• _Exercise_:
All the data must come back unchanged, except that pictures are left out.

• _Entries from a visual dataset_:
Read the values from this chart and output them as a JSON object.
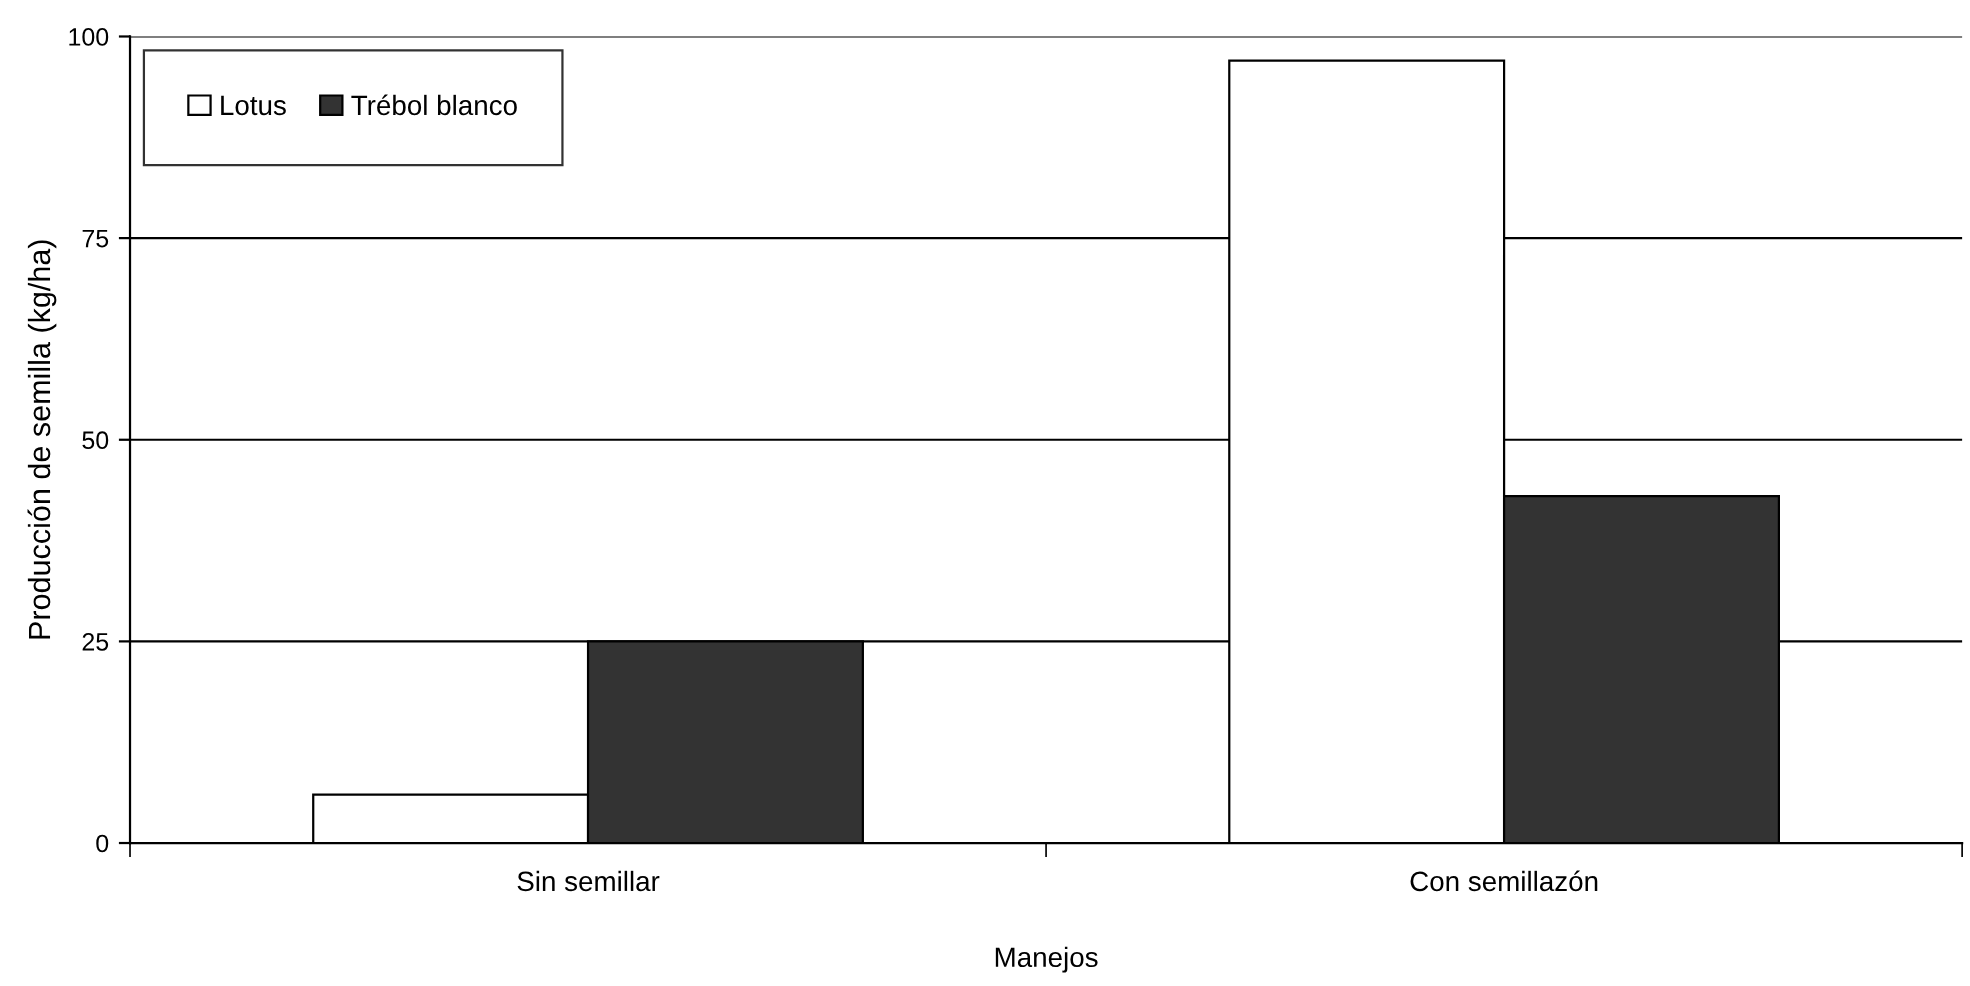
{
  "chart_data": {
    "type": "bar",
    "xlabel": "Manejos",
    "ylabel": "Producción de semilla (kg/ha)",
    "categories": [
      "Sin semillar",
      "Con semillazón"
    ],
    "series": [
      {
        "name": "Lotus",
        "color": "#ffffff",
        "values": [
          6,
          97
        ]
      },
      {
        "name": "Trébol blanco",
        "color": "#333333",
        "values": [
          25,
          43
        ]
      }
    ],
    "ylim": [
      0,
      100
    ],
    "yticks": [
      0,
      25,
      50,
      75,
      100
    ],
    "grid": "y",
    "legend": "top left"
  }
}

• _Final answer_:
Read the values from this chart and output them as a JSON object.
{
  "chart_data": {
    "type": "bar",
    "xlabel": "Manejos",
    "ylabel": "Producción de semilla (kg/ha)",
    "categories": [
      "Sin semillar",
      "Con semillazón"
    ],
    "series": [
      {
        "name": "Lotus",
        "color": "#ffffff",
        "values": [
          6,
          97
        ]
      },
      {
        "name": "Trébol blanco",
        "color": "#333333",
        "values": [
          25,
          43
        ]
      }
    ],
    "ylim": [
      0,
      100
    ],
    "yticks": [
      0,
      25,
      50,
      75,
      100
    ],
    "grid": "y",
    "legend": "top left"
  }
}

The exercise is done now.